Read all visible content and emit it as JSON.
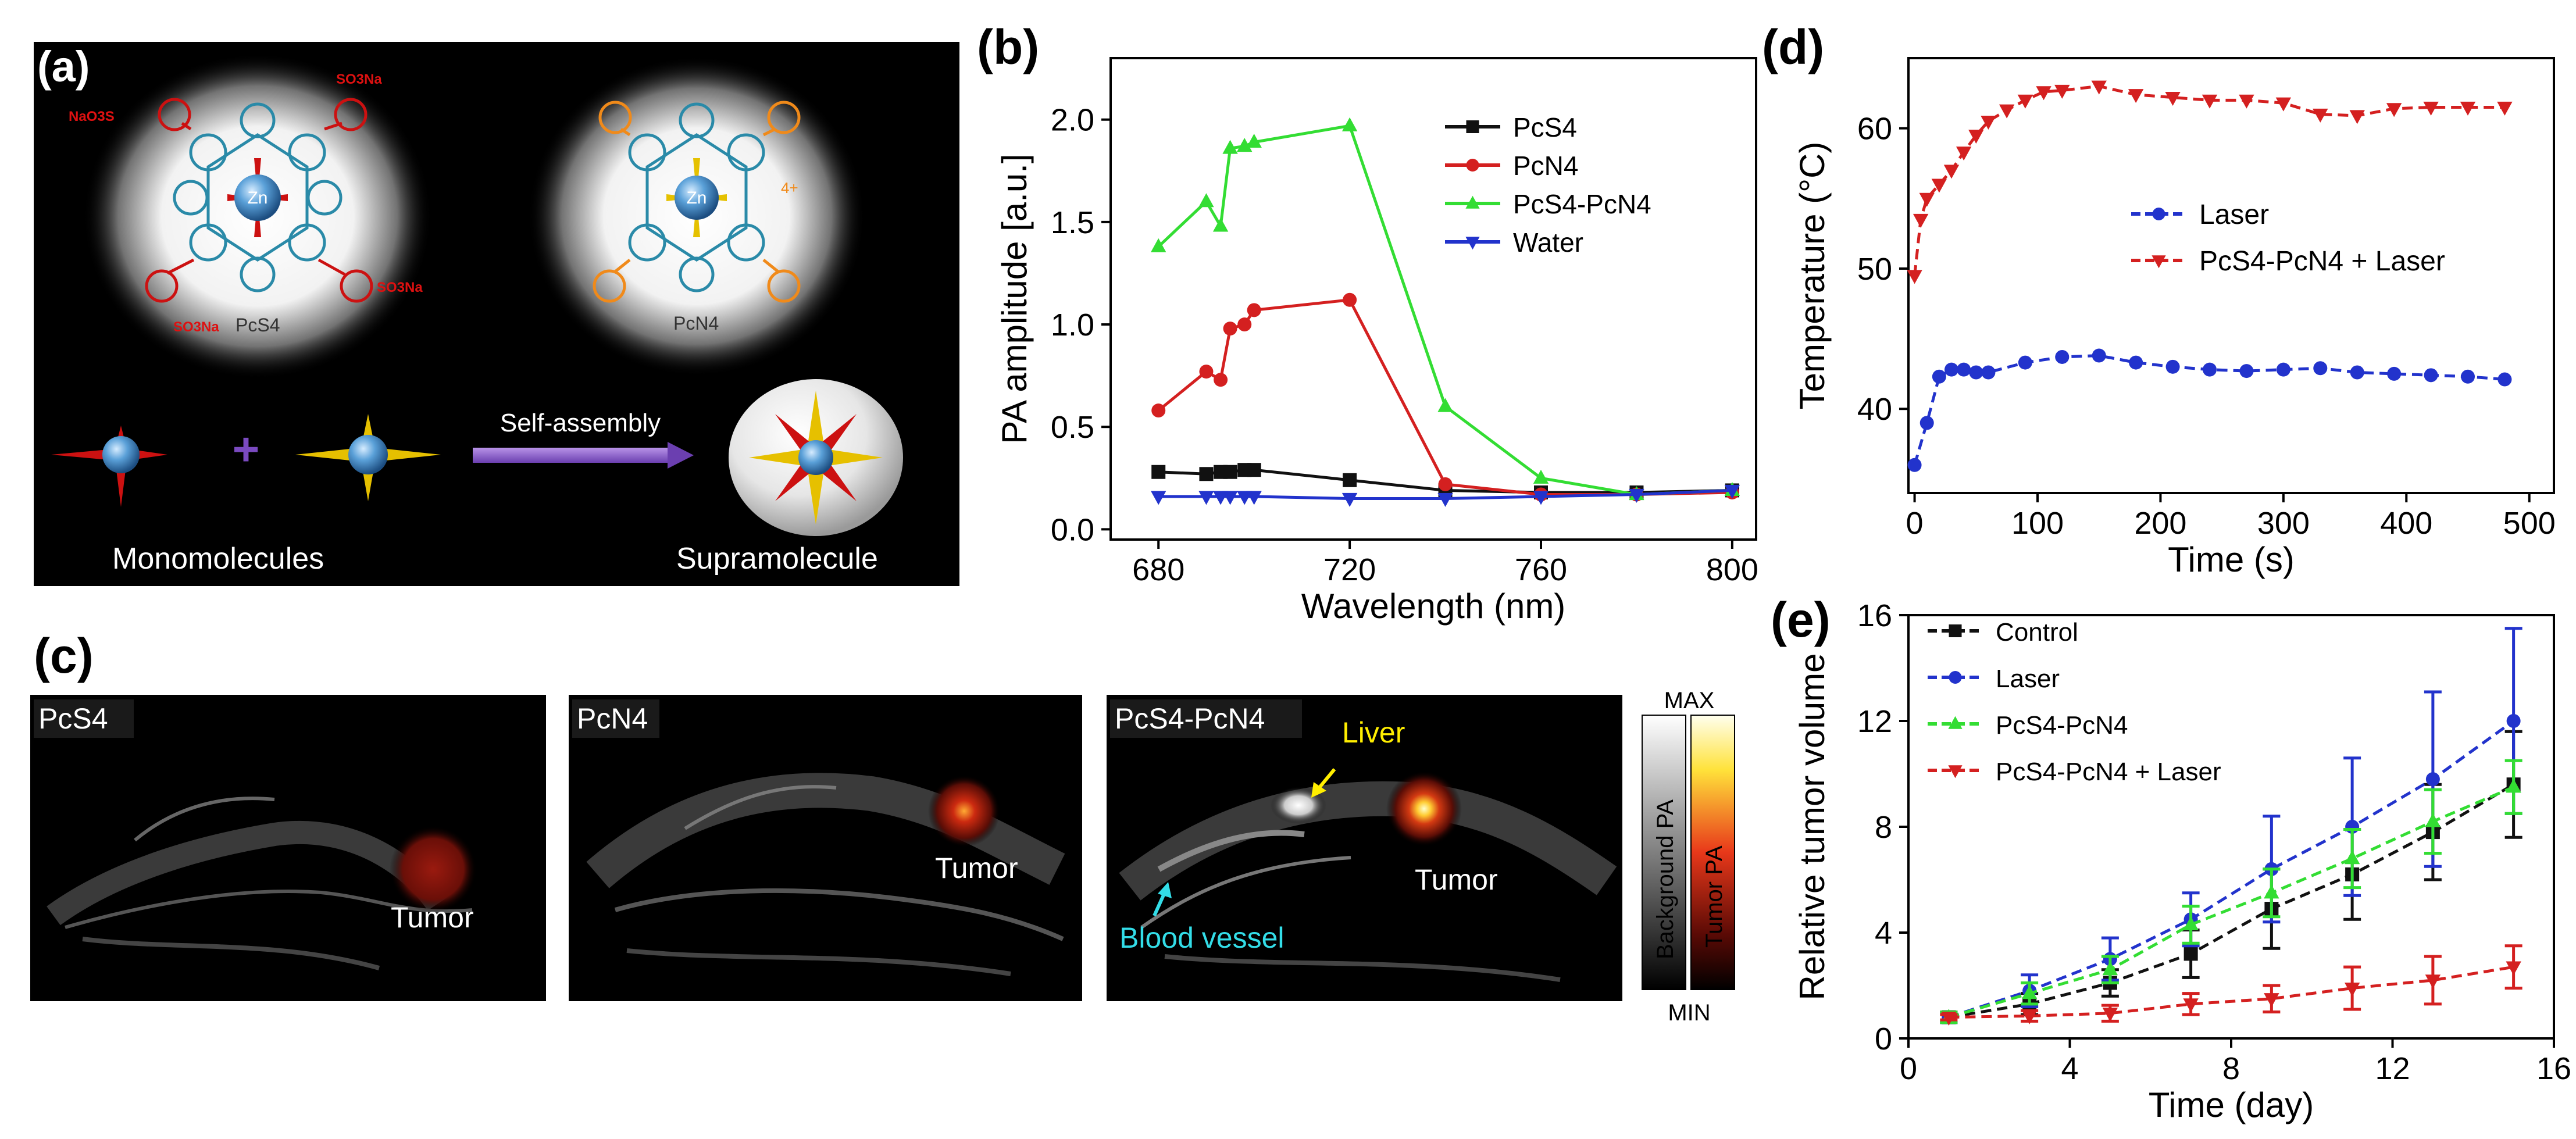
{
  "panel_a": {
    "label": "(a)",
    "molecule_left": {
      "name": "PcS4",
      "center_atom": "Zn",
      "substituent": "SO3Na",
      "substituent_alt": "NaO3S"
    },
    "molecule_right": {
      "name": "PcN4",
      "center_atom": "Zn",
      "charge": "4+"
    },
    "plus_sign": "+",
    "arrow_label": "Self-assembly",
    "left_caption": "Monomolecules",
    "right_caption": "Supramolecule"
  },
  "panel_c": {
    "label": "(c)",
    "images": [
      {
        "title": "PcS4",
        "annotations": [
          "Tumor"
        ]
      },
      {
        "title": "PcN4",
        "annotations": [
          "Tumor"
        ]
      },
      {
        "title": "PcS4-PcN4",
        "annotations": [
          "Liver",
          "Tumor",
          "Blood vessel"
        ]
      }
    ],
    "colorbar": {
      "max": "MAX",
      "min": "MIN",
      "left_label": "Background PA",
      "right_label": "Tumor PA"
    }
  },
  "chart_data": [
    {
      "panel": "(b)",
      "type": "line",
      "xlabel": "Wavelength (nm)",
      "ylabel": "PA amplitude [a.u.]",
      "xlim": [
        670,
        805
      ],
      "ylim": [
        -0.05,
        2.3
      ],
      "xticks": [
        680,
        720,
        760,
        800
      ],
      "yticks": [
        0.0,
        0.5,
        1.0,
        1.5,
        2.0
      ],
      "ytick_labels": [
        "0.0",
        "0.5",
        "1.0",
        "1.5",
        "2.0"
      ],
      "legend_position": "top-right",
      "series": [
        {
          "name": "PcS4",
          "color": "#111111",
          "marker": "square",
          "x": [
            680,
            690,
            693,
            695,
            698,
            700,
            720,
            740,
            760,
            780,
            800
          ],
          "values": [
            0.28,
            0.27,
            0.28,
            0.28,
            0.29,
            0.29,
            0.24,
            0.19,
            0.18,
            0.18,
            0.19
          ]
        },
        {
          "name": "PcN4",
          "color": "#d42020",
          "marker": "circle",
          "x": [
            680,
            690,
            693,
            695,
            698,
            700,
            720,
            740,
            760,
            780,
            800
          ],
          "values": [
            0.58,
            0.77,
            0.73,
            0.98,
            1.0,
            1.07,
            1.12,
            0.22,
            0.17,
            0.17,
            0.18
          ]
        },
        {
          "name": "PcS4-PcN4",
          "color": "#33dd33",
          "marker": "triangle-up",
          "x": [
            680,
            690,
            693,
            695,
            698,
            700,
            720,
            740,
            760,
            780,
            800
          ],
          "values": [
            1.38,
            1.6,
            1.48,
            1.86,
            1.87,
            1.89,
            1.97,
            0.6,
            0.25,
            0.17,
            0.19
          ]
        },
        {
          "name": "Water",
          "color": "#2233cc",
          "marker": "triangle-down",
          "x": [
            680,
            690,
            693,
            695,
            698,
            700,
            720,
            740,
            760,
            780,
            800
          ],
          "values": [
            0.16,
            0.16,
            0.16,
            0.16,
            0.16,
            0.16,
            0.15,
            0.15,
            0.16,
            0.17,
            0.19
          ]
        }
      ]
    },
    {
      "panel": "(d)",
      "type": "line",
      "xlabel": "Time (s)",
      "ylabel": "Temperature (°C)",
      "xlim": [
        -5,
        520
      ],
      "ylim": [
        34,
        65
      ],
      "xticks": [
        0,
        100,
        200,
        300,
        400,
        500
      ],
      "yticks": [
        40,
        50,
        60
      ],
      "legend_position": "center-right",
      "series": [
        {
          "name": "Laser",
          "color": "#2233cc",
          "marker": "circle",
          "x": [
            0,
            10,
            20,
            30,
            40,
            50,
            60,
            90,
            120,
            150,
            180,
            210,
            240,
            270,
            300,
            330,
            360,
            390,
            420,
            450,
            480
          ],
          "values": [
            36,
            39,
            42.3,
            42.8,
            42.8,
            42.6,
            42.6,
            43.3,
            43.7,
            43.8,
            43.3,
            43.0,
            42.8,
            42.7,
            42.8,
            42.9,
            42.6,
            42.5,
            42.4,
            42.3,
            42.1
          ]
        },
        {
          "name": "PcS4-PcN4 + Laser",
          "color": "#d42020",
          "marker": "triangle-down",
          "x": [
            0,
            5,
            10,
            20,
            30,
            40,
            50,
            60,
            75,
            90,
            105,
            120,
            150,
            180,
            210,
            240,
            270,
            300,
            330,
            360,
            390,
            420,
            450,
            480
          ],
          "values": [
            49.5,
            53.5,
            55,
            56,
            57,
            58.3,
            59.5,
            60.5,
            61.3,
            62,
            62.6,
            62.7,
            63,
            62.4,
            62.2,
            62.0,
            62.0,
            61.8,
            61.0,
            60.9,
            61.4,
            61.5,
            61.5,
            61.5
          ]
        }
      ]
    },
    {
      "panel": "(e)",
      "type": "line",
      "xlabel": "Time (day)",
      "ylabel": "Relative tumor volume",
      "xlim": [
        0,
        16
      ],
      "ylim": [
        0,
        16
      ],
      "xticks": [
        0,
        4,
        8,
        12,
        16
      ],
      "yticks": [
        0,
        4,
        8,
        12,
        16
      ],
      "legend_position": "top-left",
      "x": [
        1,
        3,
        5,
        7,
        9,
        11,
        13,
        15
      ],
      "series": [
        {
          "name": "Control",
          "color": "#111111",
          "marker": "square",
          "values": [
            0.8,
            1.3,
            2.1,
            3.2,
            4.9,
            6.2,
            7.8,
            9.6
          ],
          "errors": [
            0.2,
            0.4,
            0.5,
            0.9,
            1.5,
            1.7,
            1.8,
            2.0
          ]
        },
        {
          "name": "Laser",
          "color": "#2233cc",
          "marker": "circle",
          "values": [
            0.8,
            1.8,
            3.0,
            4.5,
            6.4,
            8.0,
            9.8,
            12.0
          ],
          "errors": [
            0.2,
            0.6,
            0.8,
            1.0,
            2.0,
            2.6,
            3.3,
            3.5
          ]
        },
        {
          "name": "PcS4-PcN4",
          "color": "#33dd33",
          "marker": "triangle-up",
          "values": [
            0.8,
            1.7,
            2.6,
            4.3,
            5.5,
            6.8,
            8.2,
            9.5
          ],
          "errors": [
            0.2,
            0.4,
            0.5,
            0.7,
            0.9,
            1.1,
            1.2,
            1.0
          ]
        },
        {
          "name": "PcS4-PcN4 + Laser",
          "color": "#d42020",
          "marker": "triangle-down",
          "values": [
            0.8,
            0.85,
            0.95,
            1.3,
            1.5,
            1.9,
            2.2,
            2.7
          ],
          "errors": [
            0.1,
            0.2,
            0.3,
            0.4,
            0.5,
            0.8,
            0.9,
            0.8
          ]
        }
      ]
    }
  ]
}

• _EXERCISE_
When you repeat the material above, keep every word exact and leave out the pictures.

• _YOUR RESPONSE_
Read all visible content and emit it as JSON.
{
  "panel_a": {
    "label": "(a)",
    "molecule_left": {
      "name": "PcS4",
      "center_atom": "Zn",
      "substituent": "SO3Na",
      "substituent_alt": "NaO3S"
    },
    "molecule_right": {
      "name": "PcN4",
      "center_atom": "Zn",
      "charge": "4+"
    },
    "plus_sign": "+",
    "arrow_label": "Self-assembly",
    "left_caption": "Monomolecules",
    "right_caption": "Supramolecule"
  },
  "panel_c": {
    "label": "(c)",
    "images": [
      {
        "title": "PcS4",
        "annotations": [
          "Tumor"
        ]
      },
      {
        "title": "PcN4",
        "annotations": [
          "Tumor"
        ]
      },
      {
        "title": "PcS4-PcN4",
        "annotations": [
          "Liver",
          "Tumor",
          "Blood vessel"
        ]
      }
    ],
    "colorbar": {
      "max": "MAX",
      "min": "MIN",
      "left_label": "Background PA",
      "right_label": "Tumor PA"
    }
  },
  "chart_data": [
    {
      "panel": "(b)",
      "type": "line",
      "xlabel": "Wavelength (nm)",
      "ylabel": "PA amplitude [a.u.]",
      "xlim": [
        670,
        805
      ],
      "ylim": [
        -0.05,
        2.3
      ],
      "xticks": [
        680,
        720,
        760,
        800
      ],
      "yticks": [
        0.0,
        0.5,
        1.0,
        1.5,
        2.0
      ],
      "ytick_labels": [
        "0.0",
        "0.5",
        "1.0",
        "1.5",
        "2.0"
      ],
      "legend_position": "top-right",
      "series": [
        {
          "name": "PcS4",
          "color": "#111111",
          "marker": "square",
          "x": [
            680,
            690,
            693,
            695,
            698,
            700,
            720,
            740,
            760,
            780,
            800
          ],
          "values": [
            0.28,
            0.27,
            0.28,
            0.28,
            0.29,
            0.29,
            0.24,
            0.19,
            0.18,
            0.18,
            0.19
          ]
        },
        {
          "name": "PcN4",
          "color": "#d42020",
          "marker": "circle",
          "x": [
            680,
            690,
            693,
            695,
            698,
            700,
            720,
            740,
            760,
            780,
            800
          ],
          "values": [
            0.58,
            0.77,
            0.73,
            0.98,
            1.0,
            1.07,
            1.12,
            0.22,
            0.17,
            0.17,
            0.18
          ]
        },
        {
          "name": "PcS4-PcN4",
          "color": "#33dd33",
          "marker": "triangle-up",
          "x": [
            680,
            690,
            693,
            695,
            698,
            700,
            720,
            740,
            760,
            780,
            800
          ],
          "values": [
            1.38,
            1.6,
            1.48,
            1.86,
            1.87,
            1.89,
            1.97,
            0.6,
            0.25,
            0.17,
            0.19
          ]
        },
        {
          "name": "Water",
          "color": "#2233cc",
          "marker": "triangle-down",
          "x": [
            680,
            690,
            693,
            695,
            698,
            700,
            720,
            740,
            760,
            780,
            800
          ],
          "values": [
            0.16,
            0.16,
            0.16,
            0.16,
            0.16,
            0.16,
            0.15,
            0.15,
            0.16,
            0.17,
            0.19
          ]
        }
      ]
    },
    {
      "panel": "(d)",
      "type": "line",
      "xlabel": "Time (s)",
      "ylabel": "Temperature (°C)",
      "xlim": [
        -5,
        520
      ],
      "ylim": [
        34,
        65
      ],
      "xticks": [
        0,
        100,
        200,
        300,
        400,
        500
      ],
      "yticks": [
        40,
        50,
        60
      ],
      "legend_position": "center-right",
      "series": [
        {
          "name": "Laser",
          "color": "#2233cc",
          "marker": "circle",
          "x": [
            0,
            10,
            20,
            30,
            40,
            50,
            60,
            90,
            120,
            150,
            180,
            210,
            240,
            270,
            300,
            330,
            360,
            390,
            420,
            450,
            480
          ],
          "values": [
            36,
            39,
            42.3,
            42.8,
            42.8,
            42.6,
            42.6,
            43.3,
            43.7,
            43.8,
            43.3,
            43.0,
            42.8,
            42.7,
            42.8,
            42.9,
            42.6,
            42.5,
            42.4,
            42.3,
            42.1
          ]
        },
        {
          "name": "PcS4-PcN4 + Laser",
          "color": "#d42020",
          "marker": "triangle-down",
          "x": [
            0,
            5,
            10,
            20,
            30,
            40,
            50,
            60,
            75,
            90,
            105,
            120,
            150,
            180,
            210,
            240,
            270,
            300,
            330,
            360,
            390,
            420,
            450,
            480
          ],
          "values": [
            49.5,
            53.5,
            55,
            56,
            57,
            58.3,
            59.5,
            60.5,
            61.3,
            62,
            62.6,
            62.7,
            63,
            62.4,
            62.2,
            62.0,
            62.0,
            61.8,
            61.0,
            60.9,
            61.4,
            61.5,
            61.5,
            61.5
          ]
        }
      ]
    },
    {
      "panel": "(e)",
      "type": "line",
      "xlabel": "Time (day)",
      "ylabel": "Relative tumor volume",
      "xlim": [
        0,
        16
      ],
      "ylim": [
        0,
        16
      ],
      "xticks": [
        0,
        4,
        8,
        12,
        16
      ],
      "yticks": [
        0,
        4,
        8,
        12,
        16
      ],
      "legend_position": "top-left",
      "x": [
        1,
        3,
        5,
        7,
        9,
        11,
        13,
        15
      ],
      "series": [
        {
          "name": "Control",
          "color": "#111111",
          "marker": "square",
          "values": [
            0.8,
            1.3,
            2.1,
            3.2,
            4.9,
            6.2,
            7.8,
            9.6
          ],
          "errors": [
            0.2,
            0.4,
            0.5,
            0.9,
            1.5,
            1.7,
            1.8,
            2.0
          ]
        },
        {
          "name": "Laser",
          "color": "#2233cc",
          "marker": "circle",
          "values": [
            0.8,
            1.8,
            3.0,
            4.5,
            6.4,
            8.0,
            9.8,
            12.0
          ],
          "errors": [
            0.2,
            0.6,
            0.8,
            1.0,
            2.0,
            2.6,
            3.3,
            3.5
          ]
        },
        {
          "name": "PcS4-PcN4",
          "color": "#33dd33",
          "marker": "triangle-up",
          "values": [
            0.8,
            1.7,
            2.6,
            4.3,
            5.5,
            6.8,
            8.2,
            9.5
          ],
          "errors": [
            0.2,
            0.4,
            0.5,
            0.7,
            0.9,
            1.1,
            1.2,
            1.0
          ]
        },
        {
          "name": "PcS4-PcN4 + Laser",
          "color": "#d42020",
          "marker": "triangle-down",
          "values": [
            0.8,
            0.85,
            0.95,
            1.3,
            1.5,
            1.9,
            2.2,
            2.7
          ],
          "errors": [
            0.1,
            0.2,
            0.3,
            0.4,
            0.5,
            0.8,
            0.9,
            0.8
          ]
        }
      ]
    }
  ]
}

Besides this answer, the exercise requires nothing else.